Given problem - Rewrite the stretch of the listing below from its first line through the line containing "option-full-menus-delay[interactable]: Zobrazovat úplné", both included, as a JSON list of strings with one string per line and blank lines omitted.

Provided records -
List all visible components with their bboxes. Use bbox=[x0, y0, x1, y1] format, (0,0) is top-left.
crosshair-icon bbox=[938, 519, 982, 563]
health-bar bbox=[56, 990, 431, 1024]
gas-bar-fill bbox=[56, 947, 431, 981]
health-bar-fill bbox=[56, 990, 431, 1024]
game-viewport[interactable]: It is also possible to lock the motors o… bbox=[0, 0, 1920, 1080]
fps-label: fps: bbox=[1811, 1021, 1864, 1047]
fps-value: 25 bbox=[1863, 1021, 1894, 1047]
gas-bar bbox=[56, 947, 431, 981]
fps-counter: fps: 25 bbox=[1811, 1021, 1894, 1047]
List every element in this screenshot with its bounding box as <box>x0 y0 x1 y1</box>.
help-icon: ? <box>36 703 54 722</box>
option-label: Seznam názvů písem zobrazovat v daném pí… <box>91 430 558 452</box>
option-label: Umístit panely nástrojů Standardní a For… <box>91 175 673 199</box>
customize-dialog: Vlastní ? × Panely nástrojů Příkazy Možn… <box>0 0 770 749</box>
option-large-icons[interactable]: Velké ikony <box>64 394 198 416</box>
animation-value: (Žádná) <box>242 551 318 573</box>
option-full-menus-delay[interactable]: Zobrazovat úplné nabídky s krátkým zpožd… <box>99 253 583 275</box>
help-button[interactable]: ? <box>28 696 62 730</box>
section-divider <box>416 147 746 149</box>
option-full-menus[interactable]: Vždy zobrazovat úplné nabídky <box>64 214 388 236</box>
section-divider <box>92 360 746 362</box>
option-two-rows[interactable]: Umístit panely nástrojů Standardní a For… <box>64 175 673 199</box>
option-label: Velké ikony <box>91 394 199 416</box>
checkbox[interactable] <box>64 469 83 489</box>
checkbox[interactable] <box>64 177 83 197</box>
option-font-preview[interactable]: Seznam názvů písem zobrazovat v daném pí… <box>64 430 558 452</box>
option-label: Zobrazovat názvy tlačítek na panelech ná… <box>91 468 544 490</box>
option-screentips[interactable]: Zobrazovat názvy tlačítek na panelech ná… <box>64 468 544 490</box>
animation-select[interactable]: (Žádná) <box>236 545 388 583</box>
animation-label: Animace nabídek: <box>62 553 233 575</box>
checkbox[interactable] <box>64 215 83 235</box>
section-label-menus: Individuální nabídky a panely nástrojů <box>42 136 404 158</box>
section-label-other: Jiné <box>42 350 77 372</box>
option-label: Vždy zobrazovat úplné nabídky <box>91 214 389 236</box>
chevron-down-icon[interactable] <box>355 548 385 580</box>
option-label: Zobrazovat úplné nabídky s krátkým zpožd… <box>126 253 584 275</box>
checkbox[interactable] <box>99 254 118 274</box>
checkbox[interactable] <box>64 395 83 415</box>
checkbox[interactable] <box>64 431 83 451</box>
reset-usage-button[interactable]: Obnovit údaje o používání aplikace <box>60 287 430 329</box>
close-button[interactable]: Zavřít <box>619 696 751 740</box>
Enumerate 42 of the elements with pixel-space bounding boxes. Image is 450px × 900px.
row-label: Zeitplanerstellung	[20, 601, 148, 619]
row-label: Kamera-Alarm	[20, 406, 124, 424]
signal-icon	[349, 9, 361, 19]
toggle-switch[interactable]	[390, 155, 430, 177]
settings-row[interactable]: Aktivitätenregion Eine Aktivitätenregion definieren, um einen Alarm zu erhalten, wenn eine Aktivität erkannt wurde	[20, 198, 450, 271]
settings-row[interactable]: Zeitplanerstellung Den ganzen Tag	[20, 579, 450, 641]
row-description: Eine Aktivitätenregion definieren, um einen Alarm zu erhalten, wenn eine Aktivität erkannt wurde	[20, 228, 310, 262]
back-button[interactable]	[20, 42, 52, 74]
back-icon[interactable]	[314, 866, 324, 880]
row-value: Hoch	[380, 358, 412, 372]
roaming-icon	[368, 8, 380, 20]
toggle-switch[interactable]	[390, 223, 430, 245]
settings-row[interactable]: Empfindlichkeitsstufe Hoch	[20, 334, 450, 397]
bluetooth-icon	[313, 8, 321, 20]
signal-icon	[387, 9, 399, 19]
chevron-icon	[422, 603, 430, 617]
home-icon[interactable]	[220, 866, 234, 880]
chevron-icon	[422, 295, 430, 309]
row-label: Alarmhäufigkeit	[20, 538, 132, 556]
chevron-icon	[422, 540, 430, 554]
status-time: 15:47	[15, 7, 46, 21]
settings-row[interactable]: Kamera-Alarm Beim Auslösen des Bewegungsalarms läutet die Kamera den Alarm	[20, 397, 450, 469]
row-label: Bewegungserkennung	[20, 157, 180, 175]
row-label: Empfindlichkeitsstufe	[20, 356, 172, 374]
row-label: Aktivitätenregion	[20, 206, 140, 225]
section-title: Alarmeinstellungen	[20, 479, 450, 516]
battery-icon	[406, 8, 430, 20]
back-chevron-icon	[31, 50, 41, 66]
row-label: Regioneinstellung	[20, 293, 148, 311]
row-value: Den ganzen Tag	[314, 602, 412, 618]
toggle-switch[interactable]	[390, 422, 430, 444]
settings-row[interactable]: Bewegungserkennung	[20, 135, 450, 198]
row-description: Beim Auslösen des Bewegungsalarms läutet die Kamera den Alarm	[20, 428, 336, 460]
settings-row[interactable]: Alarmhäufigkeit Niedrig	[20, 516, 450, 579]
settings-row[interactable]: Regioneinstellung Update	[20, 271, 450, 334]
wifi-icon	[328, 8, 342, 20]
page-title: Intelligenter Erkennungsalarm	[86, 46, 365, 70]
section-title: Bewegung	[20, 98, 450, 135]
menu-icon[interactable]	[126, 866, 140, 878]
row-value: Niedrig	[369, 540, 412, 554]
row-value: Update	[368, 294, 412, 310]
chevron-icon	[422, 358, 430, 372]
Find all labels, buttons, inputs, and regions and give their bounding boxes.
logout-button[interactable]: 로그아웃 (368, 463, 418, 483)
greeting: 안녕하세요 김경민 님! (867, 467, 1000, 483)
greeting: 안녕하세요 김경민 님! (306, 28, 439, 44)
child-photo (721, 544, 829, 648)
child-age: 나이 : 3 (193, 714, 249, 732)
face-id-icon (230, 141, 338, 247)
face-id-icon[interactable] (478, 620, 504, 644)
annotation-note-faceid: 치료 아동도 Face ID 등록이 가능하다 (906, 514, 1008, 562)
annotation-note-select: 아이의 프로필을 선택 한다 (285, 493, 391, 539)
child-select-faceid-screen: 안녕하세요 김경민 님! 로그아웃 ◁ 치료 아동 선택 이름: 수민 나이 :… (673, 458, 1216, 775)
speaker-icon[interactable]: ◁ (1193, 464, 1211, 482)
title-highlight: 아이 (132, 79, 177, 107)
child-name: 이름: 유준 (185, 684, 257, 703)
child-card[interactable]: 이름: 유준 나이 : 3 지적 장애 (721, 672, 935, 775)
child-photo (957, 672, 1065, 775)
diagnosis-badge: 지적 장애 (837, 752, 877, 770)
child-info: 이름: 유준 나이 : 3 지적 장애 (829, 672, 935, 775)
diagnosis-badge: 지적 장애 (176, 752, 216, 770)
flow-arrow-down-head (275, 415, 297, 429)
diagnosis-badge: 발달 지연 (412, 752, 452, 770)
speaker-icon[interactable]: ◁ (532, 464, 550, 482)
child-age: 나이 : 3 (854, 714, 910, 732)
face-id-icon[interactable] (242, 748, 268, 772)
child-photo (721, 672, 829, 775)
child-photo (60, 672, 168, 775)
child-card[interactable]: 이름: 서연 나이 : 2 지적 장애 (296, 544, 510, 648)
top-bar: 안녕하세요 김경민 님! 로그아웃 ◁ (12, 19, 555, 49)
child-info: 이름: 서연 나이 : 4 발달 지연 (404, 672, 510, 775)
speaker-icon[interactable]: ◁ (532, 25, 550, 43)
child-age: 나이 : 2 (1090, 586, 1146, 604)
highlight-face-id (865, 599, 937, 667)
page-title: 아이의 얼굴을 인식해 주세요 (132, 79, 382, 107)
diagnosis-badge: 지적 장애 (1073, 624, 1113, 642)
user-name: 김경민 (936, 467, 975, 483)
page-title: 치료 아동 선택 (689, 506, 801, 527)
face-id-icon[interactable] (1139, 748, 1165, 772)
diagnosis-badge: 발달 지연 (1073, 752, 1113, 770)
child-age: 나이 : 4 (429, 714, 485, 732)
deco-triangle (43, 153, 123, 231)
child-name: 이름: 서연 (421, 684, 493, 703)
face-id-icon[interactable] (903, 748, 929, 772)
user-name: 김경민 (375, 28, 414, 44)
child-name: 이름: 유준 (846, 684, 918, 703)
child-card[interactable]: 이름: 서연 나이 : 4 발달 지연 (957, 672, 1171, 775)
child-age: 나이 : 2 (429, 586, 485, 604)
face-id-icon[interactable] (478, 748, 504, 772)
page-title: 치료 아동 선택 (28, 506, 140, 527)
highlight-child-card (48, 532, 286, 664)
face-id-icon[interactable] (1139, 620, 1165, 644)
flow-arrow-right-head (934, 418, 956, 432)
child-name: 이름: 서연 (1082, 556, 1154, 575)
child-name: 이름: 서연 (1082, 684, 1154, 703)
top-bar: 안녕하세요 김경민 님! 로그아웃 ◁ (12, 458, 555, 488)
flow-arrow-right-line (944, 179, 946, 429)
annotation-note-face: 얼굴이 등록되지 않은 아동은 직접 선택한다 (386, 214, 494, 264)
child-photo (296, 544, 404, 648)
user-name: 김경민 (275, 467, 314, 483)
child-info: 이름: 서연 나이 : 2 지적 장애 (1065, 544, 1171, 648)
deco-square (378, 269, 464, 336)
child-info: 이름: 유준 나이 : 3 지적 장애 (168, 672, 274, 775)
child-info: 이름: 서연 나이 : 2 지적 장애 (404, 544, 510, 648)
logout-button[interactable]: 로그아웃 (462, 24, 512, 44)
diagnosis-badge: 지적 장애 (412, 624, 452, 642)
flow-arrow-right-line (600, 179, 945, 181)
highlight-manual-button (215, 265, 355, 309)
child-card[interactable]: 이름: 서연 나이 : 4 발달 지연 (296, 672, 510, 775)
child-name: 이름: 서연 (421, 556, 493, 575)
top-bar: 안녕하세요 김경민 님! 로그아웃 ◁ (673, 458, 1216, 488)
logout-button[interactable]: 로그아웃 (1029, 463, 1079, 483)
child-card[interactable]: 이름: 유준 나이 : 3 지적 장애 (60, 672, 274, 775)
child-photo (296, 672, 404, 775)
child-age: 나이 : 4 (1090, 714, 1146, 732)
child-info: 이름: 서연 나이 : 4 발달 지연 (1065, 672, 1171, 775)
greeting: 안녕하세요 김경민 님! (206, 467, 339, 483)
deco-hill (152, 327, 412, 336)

Result of this task -
[
  "List all visible components with their bboxes. Use bbox=[x0, y0, x1, y1] format, (0,0) is top-left.",
  "crosshair-icon bbox=[938, 519, 982, 563]",
  "health-bar bbox=[56, 990, 431, 1024]",
  "gas-bar-fill bbox=[56, 947, 431, 981]",
  "health-bar-fill bbox=[56, 990, 431, 1024]",
  "game-viewport[interactable]: It is also possible to lock the motors o… bbox=[0, 0, 1920, 1080]",
  "fps-label: fps: bbox=[1811, 1021, 1864, 1047]",
  "fps-value: 25 bbox=[1863, 1021, 1894, 1047]",
  "gas-bar bbox=[56, 947, 431, 981]",
  "fps-counter: fps: 25 bbox=[1811, 1021, 1894, 1047]",
  "List every element in this screenshot with its bounding box as <box>x0 y0 x1 y1</box>.",
  "help-icon: ? <box>36 703 54 722</box>",
  "option-label: Seznam názvů písem zobrazovat v daném pí… <box>91 430 558 452</box>",
  "option-label: Umístit panely nástrojů Standardní a For… <box>91 175 673 199</box>",
  "customize-dialog: Vlastní ? × Panely nástrojů Příkazy Možn… <box>0 0 770 749</box>",
  "option-large-icons[interactable]: Velké ikony <box>64 394 198 416</box>",
  "animation-value: (Žádná) <box>242 551 318 573</box>",
  "option-full-menus-delay[interactable]: Zobrazovat úplné nabídky s krátkým zpožd… <box>99 253 583 275</box>"
]